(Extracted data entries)
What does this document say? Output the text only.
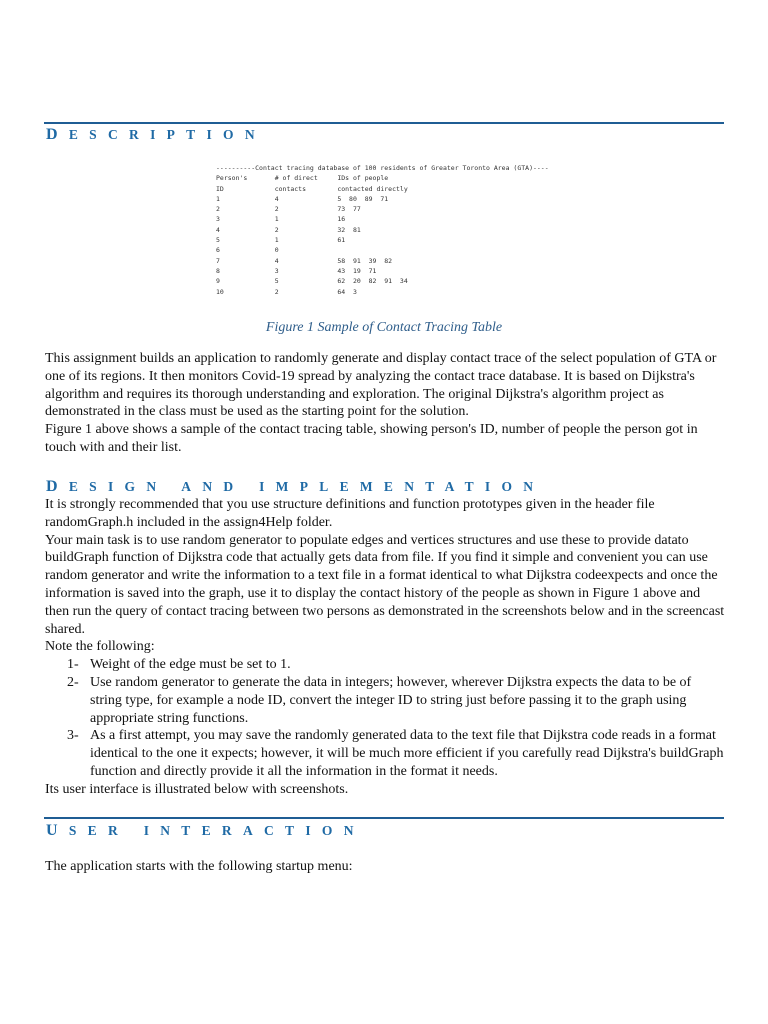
DESCRIPTION
----------Contact tracing database of 100 residents of Greater Toronto Area (GTA)----
Person's       # of direct     IDs of people
ID             contacts        contacted directly
1              4               5  80  89  71
2              2               73  77
3              1               16
4              2               32  81
5              1               61
6              0
7              4               58  91  39  82
8              3               43  19  71
9              5               62  20  82  91  34
10             2               64  3

Figure 1 Sample of Contact Tracing Table

This assignment builds an application to randomly generate and display contact trace of the select population of GTA or one of its regions. It then monitors Covid-19 spread by analyzing the contact trace database. It is based on Dijkstra's algorithm and requires its thorough understanding and exploration. The original Dijkstra's algorithm project as demonstrated in the class must be used as the starting point for the solution.

Figure 1 above shows a sample of the contact tracing table, showing person's ID, number of people the person got in touch with and their list.

DESIGN AND IMPLEMENTATION

It is strongly recommended that you use structure definitions and function prototypes given in the header file randomGraph.h included in the assign4Help folder.

Your main task is to use random generator to populate edges and vertices structures and use these to provide datato buildGraph function of Dijkstra code that actually gets data from file. If you find it simple and convenient you can use random generator and write the information to a text file in a format identical to what Dijkstra codeexpects and once the information is saved into the graph, use it to display the contact history of the people as shown in Figure 1 above and then run the query of contact tracing between two persons as demonstrated in the screenshots below and in the screencast shared.

Note the following:

1- Weight of the edge must be set to 1.
2- Use random generator to generate the data in integers; however, wherever Dijkstra expects the data to be of string type, for example a node ID, convert the integer ID to string just before passing it to the graph using appropriate string functions.
3- As a first attempt, you may save the randomly generated data to the text file that Dijkstra code reads in a format identical to the one it expects; however, it will be much more efficient if you carefully read Dijkstra's buildGraph function and directly provide it all the information in the format it needs.

Its user interface is illustrated below with screenshots.

USER INTERACTION

The application starts with the following startup menu:
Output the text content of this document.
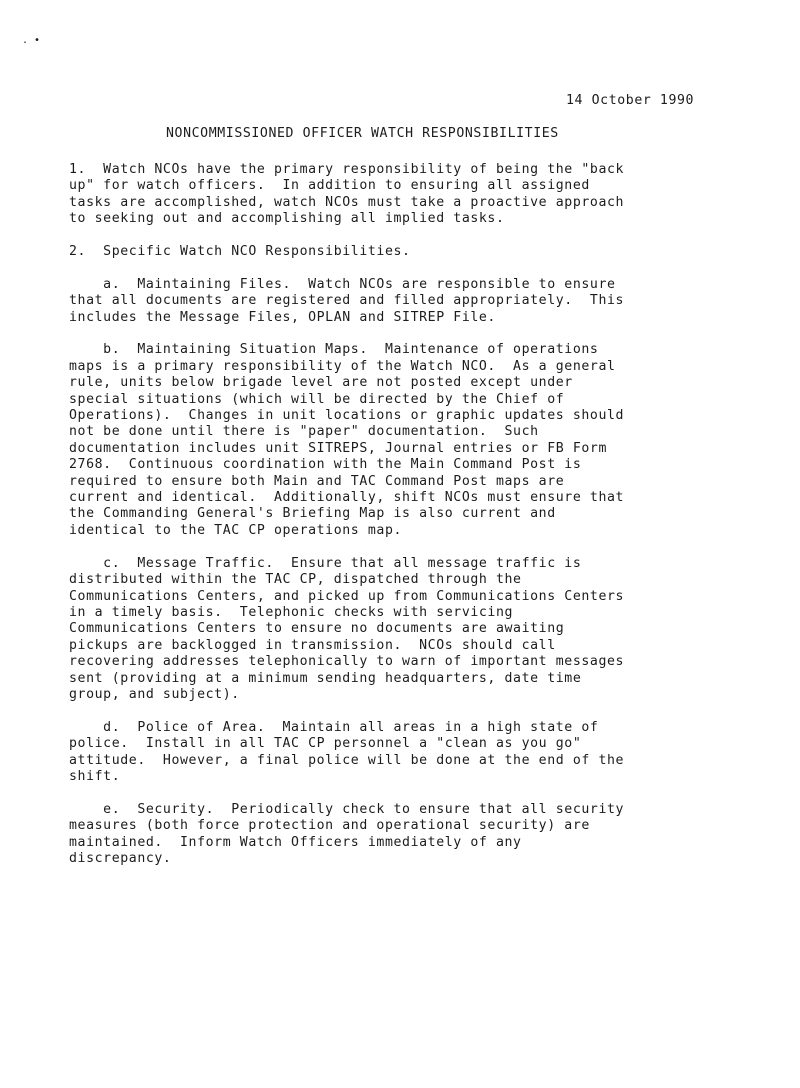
. •
14 October 1990
NONCOMMISSIONED OFFICER WATCH RESPONSIBILITIES

1.  Watch NCOs have the primary responsibility of being the "back
up" for watch officers.  In addition to ensuring all assigned
tasks are accomplished, watch NCOs must take a proactive approach
to seeking out and accomplishing all implied tasks.

2.  Specific Watch NCO Responsibilities.

a.  Maintaining Files.  Watch NCOs are responsible to ensure
that all documents are registered and filled appropriately.  This
includes the Message Files, OPLAN and SITREP File.

b.  Maintaining Situation Maps.  Maintenance of operations
maps is a primary responsibility of the Watch NCO.  As a general
rule, units below brigade level are not posted except under
special situations (which will be directed by the Chief of
Operations).  Changes in unit locations or graphic updates should
not be done until there is "paper" documentation.  Such
documentation includes unit SITREPS, Journal entries or FB Form
2768.  Continuous coordination with the Main Command Post is
required to ensure both Main and TAC Command Post maps are
current and identical.  Additionally, shift NCOs must ensure that
the Commanding General's Briefing Map is also current and
identical to the TAC CP operations map.

c.  Message Traffic.  Ensure that all message traffic is
distributed within the TAC CP, dispatched through the
Communications Centers, and picked up from Communications Centers
in a timely basis.  Telephonic checks with servicing
Communications Centers to ensure no documents are awaiting
pickups are backlogged in transmission.  NCOs should call
recovering addresses telephonically to warn of important messages
sent (providing at a minimum sending headquarters, date time
group, and subject).

d.  Police of Area.  Maintain all areas in a high state of
police.  Install in all TAC CP personnel a "clean as you go"
attitude.  However, a final police will be done at the end of the
shift.

e.  Security.  Periodically check to ensure that all security
measures (both force protection and operational security) are
maintained.  Inform Watch Officers immediately of any
discrepancy.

Exercise description – Copy out every line of the material above exactly, skipping the pictures.

Task output –
What does this document say? Output the text only.
DESCRIPTION
----------Contact tracing database of 100 residents of Greater Toronto Area (GTA)----
Person's       # of direct     IDs of people
ID             contacts        contacted directly
1              4               5  80  89  71
2              2               73  77
3              1               16
4              2               32  81
5              1               61
6              0
7              4               58  91  39  82
8              3               43  19  71
9              5               62  20  82  91  34
10             2               64  3

Figure 1 Sample of Contact Tracing Table

This assignment builds an application to randomly generate and display contact trace of the select population of GTA or one of its regions. It then monitors Covid-19 spread by analyzing the contact trace database. It is based on Dijkstra's algorithm and requires its thorough understanding and exploration. The original Dijkstra's algorithm project as demonstrated in the class must be used as the starting point for the solution.

Figure 1 above shows a sample of the contact tracing table, showing person's ID, number of people the person got in touch with and their list.

DESIGN AND IMPLEMENTATION

It is strongly recommended that you use structure definitions and function prototypes given in the header file randomGraph.h included in the assign4Help folder.

Your main task is to use random generator to populate edges and vertices structures and use these to provide datato buildGraph function of Dijkstra code that actually gets data from file. If you find it simple and convenient you can use random generator and write the information to a text file in a format identical to what Dijkstra codeexpects and once the information is saved into the graph, use it to display the contact history of the people as shown in Figure 1 above and then run the query of contact tracing between two persons as demonstrated in the screenshots below and in the screencast shared.

Note the following:

1- Weight of the edge must be set to 1.
2- Use random generator to generate the data in integers; however, wherever Dijkstra expects the data to be of string type, for example a node ID, convert the integer ID to string just before passing it to the graph using appropriate string functions.
3- As a first attempt, you may save the randomly generated data to the text file that Dijkstra code reads in a format identical to the one it expects; however, it will be much more efficient if you carefully read Dijkstra's buildGraph function and directly provide it all the information in the format it needs.

Its user interface is illustrated below with screenshots.

USER INTERACTION

The application starts with the following startup menu:
Output the text content of this document.
. •
14 October 1990
NONCOMMISSIONED OFFICER WATCH RESPONSIBILITIES

1.  Watch NCOs have the primary responsibility of being the "back
up" for watch officers.  In addition to ensuring all assigned
tasks are accomplished, watch NCOs must take a proactive approach
to seeking out and accomplishing all implied tasks.

2.  Specific Watch NCO Responsibilities.

a.  Maintaining Files.  Watch NCOs are responsible to ensure
that all documents are registered and filled appropriately.  This
includes the Message Files, OPLAN and SITREP File.

b.  Maintaining Situation Maps.  Maintenance of operations
maps is a primary responsibility of the Watch NCO.  As a general
rule, units below brigade level are not posted except under
special situations (which will be directed by the Chief of
Operations).  Changes in unit locations or graphic updates should
not be done until there is "paper" documentation.  Such
documentation includes unit SITREPS, Journal entries or FB Form
2768.  Continuous coordination with the Main Command Post is
required to ensure both Main and TAC Command Post maps are
current and identical.  Additionally, shift NCOs must ensure that
the Commanding General's Briefing Map is also current and
identical to the TAC CP operations map.

c.  Message Traffic.  Ensure that all message traffic is
distributed within the TAC CP, dispatched through the
Communications Centers, and picked up from Communications Centers
in a timely basis.  Telephonic checks with servicing
Communications Centers to ensure no documents are awaiting
pickups are backlogged in transmission.  NCOs should call
recovering addresses telephonically to warn of important messages
sent (providing at a minimum sending headquarters, date time
group, and subject).

d.  Police of Area.  Maintain all areas in a high state of
police.  Install in all TAC CP personnel a "clean as you go"
attitude.  However, a final police will be done at the end of the
shift.

e.  Security.  Periodically check to ensure that all security
measures (both force protection and operational security) are
maintained.  Inform Watch Officers immediately of any
discrepancy.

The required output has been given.